▶ Material supplied:
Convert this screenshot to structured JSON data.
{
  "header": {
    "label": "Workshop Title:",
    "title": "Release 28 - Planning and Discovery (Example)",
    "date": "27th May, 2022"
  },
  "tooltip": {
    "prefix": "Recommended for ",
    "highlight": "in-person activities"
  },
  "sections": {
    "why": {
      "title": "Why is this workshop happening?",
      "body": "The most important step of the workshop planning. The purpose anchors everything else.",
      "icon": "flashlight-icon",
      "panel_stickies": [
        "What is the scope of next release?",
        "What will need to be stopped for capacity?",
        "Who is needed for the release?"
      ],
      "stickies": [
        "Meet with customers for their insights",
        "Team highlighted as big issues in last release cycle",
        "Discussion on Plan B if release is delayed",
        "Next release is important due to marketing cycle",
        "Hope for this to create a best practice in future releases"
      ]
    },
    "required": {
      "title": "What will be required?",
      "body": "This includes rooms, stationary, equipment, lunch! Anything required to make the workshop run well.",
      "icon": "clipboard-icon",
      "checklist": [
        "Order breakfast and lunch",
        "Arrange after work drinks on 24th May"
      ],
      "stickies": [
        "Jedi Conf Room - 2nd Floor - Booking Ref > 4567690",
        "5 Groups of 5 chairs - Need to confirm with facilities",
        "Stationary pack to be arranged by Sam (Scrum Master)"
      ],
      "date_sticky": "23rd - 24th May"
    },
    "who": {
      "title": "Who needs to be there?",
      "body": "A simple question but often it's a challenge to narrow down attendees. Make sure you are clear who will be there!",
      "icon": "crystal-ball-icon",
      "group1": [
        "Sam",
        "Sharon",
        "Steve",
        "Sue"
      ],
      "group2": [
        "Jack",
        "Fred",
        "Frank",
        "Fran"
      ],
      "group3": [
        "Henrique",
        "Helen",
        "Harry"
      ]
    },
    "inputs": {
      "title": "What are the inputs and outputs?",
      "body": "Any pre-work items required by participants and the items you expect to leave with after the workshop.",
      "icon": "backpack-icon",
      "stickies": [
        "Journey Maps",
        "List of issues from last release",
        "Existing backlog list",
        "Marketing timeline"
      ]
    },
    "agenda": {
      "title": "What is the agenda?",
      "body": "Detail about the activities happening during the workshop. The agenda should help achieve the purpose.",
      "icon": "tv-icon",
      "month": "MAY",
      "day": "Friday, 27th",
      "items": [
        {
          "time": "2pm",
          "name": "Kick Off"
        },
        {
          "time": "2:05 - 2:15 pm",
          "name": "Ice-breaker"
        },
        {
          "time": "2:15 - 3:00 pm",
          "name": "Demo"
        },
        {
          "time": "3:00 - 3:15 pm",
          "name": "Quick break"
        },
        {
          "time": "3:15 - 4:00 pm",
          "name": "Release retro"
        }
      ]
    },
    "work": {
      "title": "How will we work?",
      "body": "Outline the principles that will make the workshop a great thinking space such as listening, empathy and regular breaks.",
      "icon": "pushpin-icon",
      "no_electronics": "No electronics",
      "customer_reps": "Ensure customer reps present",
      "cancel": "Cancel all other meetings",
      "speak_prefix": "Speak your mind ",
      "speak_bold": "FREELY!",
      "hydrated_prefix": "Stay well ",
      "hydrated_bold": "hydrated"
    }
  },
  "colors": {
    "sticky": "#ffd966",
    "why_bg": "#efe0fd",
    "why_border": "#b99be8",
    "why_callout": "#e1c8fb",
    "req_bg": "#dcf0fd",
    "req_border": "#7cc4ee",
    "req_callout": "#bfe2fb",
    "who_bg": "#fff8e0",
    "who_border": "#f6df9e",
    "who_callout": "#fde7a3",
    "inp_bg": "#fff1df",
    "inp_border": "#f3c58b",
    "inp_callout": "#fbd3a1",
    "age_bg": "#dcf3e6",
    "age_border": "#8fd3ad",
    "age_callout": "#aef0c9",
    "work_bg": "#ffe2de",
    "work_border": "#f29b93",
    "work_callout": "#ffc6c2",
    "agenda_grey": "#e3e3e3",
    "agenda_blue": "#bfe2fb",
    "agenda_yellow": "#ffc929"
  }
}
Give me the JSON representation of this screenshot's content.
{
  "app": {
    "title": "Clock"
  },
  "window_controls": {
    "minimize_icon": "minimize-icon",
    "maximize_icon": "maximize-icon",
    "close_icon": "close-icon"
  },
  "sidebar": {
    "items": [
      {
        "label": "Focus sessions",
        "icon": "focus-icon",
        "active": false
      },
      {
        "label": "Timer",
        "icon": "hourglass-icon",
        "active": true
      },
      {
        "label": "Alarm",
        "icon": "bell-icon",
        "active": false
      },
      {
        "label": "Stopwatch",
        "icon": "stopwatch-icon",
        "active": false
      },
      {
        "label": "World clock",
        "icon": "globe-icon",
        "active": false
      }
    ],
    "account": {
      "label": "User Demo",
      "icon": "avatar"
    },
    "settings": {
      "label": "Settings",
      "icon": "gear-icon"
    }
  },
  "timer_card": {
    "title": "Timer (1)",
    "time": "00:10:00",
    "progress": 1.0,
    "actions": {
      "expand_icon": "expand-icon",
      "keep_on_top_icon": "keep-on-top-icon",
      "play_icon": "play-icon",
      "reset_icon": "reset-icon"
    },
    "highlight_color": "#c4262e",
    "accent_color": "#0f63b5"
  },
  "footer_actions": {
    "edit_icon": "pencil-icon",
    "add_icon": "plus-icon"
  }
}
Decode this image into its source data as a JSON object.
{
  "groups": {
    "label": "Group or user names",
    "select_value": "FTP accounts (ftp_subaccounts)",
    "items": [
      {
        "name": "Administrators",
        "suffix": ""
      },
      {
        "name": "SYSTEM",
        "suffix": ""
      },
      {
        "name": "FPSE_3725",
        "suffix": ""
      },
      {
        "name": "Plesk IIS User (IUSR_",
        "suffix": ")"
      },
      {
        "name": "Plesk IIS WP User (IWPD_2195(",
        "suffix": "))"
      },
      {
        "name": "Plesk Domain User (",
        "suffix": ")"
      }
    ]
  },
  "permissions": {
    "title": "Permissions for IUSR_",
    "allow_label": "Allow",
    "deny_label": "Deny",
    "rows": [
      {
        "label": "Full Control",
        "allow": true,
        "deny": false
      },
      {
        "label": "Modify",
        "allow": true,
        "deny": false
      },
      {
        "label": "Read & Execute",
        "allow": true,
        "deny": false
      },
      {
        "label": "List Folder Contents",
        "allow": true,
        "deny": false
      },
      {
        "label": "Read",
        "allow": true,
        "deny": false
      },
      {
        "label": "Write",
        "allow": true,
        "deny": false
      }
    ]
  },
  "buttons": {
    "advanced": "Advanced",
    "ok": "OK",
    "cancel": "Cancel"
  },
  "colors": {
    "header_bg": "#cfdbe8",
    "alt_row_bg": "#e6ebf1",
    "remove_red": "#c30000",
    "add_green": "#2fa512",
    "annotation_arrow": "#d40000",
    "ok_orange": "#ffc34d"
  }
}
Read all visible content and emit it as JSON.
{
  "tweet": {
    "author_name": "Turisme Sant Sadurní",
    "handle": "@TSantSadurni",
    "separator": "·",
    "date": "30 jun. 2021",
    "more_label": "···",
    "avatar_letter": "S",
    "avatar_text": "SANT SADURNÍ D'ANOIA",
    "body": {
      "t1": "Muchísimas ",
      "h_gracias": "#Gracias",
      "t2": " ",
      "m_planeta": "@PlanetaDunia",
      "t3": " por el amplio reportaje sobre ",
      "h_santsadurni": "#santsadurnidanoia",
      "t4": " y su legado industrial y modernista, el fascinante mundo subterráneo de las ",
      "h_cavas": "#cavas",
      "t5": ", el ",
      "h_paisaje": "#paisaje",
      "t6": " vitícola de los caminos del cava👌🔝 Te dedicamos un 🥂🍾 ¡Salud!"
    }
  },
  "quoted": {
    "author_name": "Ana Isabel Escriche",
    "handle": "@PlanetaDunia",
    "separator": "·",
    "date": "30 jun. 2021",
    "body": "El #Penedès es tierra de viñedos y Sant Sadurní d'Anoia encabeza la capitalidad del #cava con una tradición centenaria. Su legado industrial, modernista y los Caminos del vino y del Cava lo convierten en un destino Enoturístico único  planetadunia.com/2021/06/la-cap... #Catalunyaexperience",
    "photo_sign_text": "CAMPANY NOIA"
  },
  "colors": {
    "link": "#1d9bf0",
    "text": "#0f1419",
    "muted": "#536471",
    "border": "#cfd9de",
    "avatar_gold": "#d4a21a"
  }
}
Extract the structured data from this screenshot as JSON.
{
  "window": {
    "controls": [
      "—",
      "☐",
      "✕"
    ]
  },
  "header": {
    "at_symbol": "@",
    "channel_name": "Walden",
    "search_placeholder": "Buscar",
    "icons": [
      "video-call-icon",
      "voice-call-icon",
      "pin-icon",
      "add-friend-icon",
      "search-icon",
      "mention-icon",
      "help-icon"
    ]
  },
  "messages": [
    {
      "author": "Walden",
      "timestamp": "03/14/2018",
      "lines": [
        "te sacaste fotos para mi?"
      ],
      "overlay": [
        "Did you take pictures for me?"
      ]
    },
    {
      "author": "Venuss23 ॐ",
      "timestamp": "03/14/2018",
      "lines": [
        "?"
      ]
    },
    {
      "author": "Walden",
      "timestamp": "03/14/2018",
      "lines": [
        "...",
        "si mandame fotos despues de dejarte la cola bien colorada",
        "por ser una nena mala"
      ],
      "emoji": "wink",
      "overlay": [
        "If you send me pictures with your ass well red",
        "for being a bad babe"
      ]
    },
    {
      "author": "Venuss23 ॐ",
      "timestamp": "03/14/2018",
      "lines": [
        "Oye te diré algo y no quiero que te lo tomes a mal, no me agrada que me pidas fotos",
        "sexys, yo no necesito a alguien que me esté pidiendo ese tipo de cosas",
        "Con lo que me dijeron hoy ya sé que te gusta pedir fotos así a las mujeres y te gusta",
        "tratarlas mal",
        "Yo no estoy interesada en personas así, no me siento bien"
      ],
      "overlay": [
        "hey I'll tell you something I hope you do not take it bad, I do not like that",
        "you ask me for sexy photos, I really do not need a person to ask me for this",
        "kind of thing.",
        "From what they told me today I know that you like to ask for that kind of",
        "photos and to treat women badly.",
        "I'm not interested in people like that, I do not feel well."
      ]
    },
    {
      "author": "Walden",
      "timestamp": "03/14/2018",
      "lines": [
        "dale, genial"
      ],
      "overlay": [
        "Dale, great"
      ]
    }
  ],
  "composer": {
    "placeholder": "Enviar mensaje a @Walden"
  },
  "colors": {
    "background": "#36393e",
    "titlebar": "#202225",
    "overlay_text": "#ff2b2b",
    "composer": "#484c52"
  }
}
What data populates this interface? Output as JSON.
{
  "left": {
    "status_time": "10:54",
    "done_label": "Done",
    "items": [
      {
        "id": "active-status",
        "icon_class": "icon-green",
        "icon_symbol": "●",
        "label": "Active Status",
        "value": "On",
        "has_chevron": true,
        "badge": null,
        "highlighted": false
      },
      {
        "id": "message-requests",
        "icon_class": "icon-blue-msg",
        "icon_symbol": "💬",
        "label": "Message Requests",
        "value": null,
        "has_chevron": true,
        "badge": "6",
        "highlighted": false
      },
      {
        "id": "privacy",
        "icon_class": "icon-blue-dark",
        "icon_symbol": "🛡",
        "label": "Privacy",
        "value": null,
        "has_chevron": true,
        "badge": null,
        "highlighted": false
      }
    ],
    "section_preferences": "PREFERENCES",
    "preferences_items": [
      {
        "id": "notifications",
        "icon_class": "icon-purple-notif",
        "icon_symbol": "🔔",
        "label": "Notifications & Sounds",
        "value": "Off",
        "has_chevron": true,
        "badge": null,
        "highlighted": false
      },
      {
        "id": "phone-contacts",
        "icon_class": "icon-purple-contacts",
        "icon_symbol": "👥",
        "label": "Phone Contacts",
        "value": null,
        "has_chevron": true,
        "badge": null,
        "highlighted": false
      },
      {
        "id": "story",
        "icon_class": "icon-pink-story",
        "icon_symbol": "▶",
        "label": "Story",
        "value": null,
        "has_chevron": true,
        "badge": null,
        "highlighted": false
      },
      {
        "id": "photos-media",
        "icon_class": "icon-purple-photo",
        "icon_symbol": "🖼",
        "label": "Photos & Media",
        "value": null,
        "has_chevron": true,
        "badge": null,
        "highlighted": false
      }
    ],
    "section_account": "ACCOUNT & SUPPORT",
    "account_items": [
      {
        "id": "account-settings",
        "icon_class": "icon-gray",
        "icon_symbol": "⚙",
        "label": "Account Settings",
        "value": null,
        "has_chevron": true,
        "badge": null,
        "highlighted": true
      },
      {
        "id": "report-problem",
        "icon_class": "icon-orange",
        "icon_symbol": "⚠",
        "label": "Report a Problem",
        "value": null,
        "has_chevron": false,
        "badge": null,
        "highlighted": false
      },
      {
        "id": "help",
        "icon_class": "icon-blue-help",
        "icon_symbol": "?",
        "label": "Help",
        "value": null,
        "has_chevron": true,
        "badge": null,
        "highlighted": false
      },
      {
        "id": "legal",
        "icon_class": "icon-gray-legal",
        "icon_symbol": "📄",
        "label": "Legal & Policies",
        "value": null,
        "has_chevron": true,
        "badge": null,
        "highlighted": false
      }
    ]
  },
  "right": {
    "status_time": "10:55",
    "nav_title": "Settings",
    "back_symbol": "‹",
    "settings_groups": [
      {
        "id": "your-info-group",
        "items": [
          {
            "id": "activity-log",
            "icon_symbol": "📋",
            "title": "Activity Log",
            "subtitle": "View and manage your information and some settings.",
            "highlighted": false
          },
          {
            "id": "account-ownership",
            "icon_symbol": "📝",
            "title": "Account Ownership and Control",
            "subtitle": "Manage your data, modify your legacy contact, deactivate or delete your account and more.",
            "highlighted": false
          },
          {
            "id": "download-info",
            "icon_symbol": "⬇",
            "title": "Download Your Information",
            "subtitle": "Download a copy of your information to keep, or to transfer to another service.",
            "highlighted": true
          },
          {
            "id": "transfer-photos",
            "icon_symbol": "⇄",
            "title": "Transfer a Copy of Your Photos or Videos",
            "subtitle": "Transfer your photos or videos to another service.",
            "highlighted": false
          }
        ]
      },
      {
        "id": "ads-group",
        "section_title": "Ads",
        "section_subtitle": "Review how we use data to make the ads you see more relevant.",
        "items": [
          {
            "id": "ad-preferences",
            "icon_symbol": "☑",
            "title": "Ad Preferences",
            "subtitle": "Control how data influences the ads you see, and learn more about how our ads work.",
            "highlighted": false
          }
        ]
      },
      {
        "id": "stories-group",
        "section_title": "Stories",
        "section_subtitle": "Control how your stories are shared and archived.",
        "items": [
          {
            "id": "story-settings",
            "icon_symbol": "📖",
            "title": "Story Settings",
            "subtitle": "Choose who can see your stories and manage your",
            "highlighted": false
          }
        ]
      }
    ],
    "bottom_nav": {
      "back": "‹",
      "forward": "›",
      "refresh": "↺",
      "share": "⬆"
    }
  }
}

▶ What is needed:
Above are several records. Count the lines among them that contain "take" and give only the total.

▶ Result of the task:
2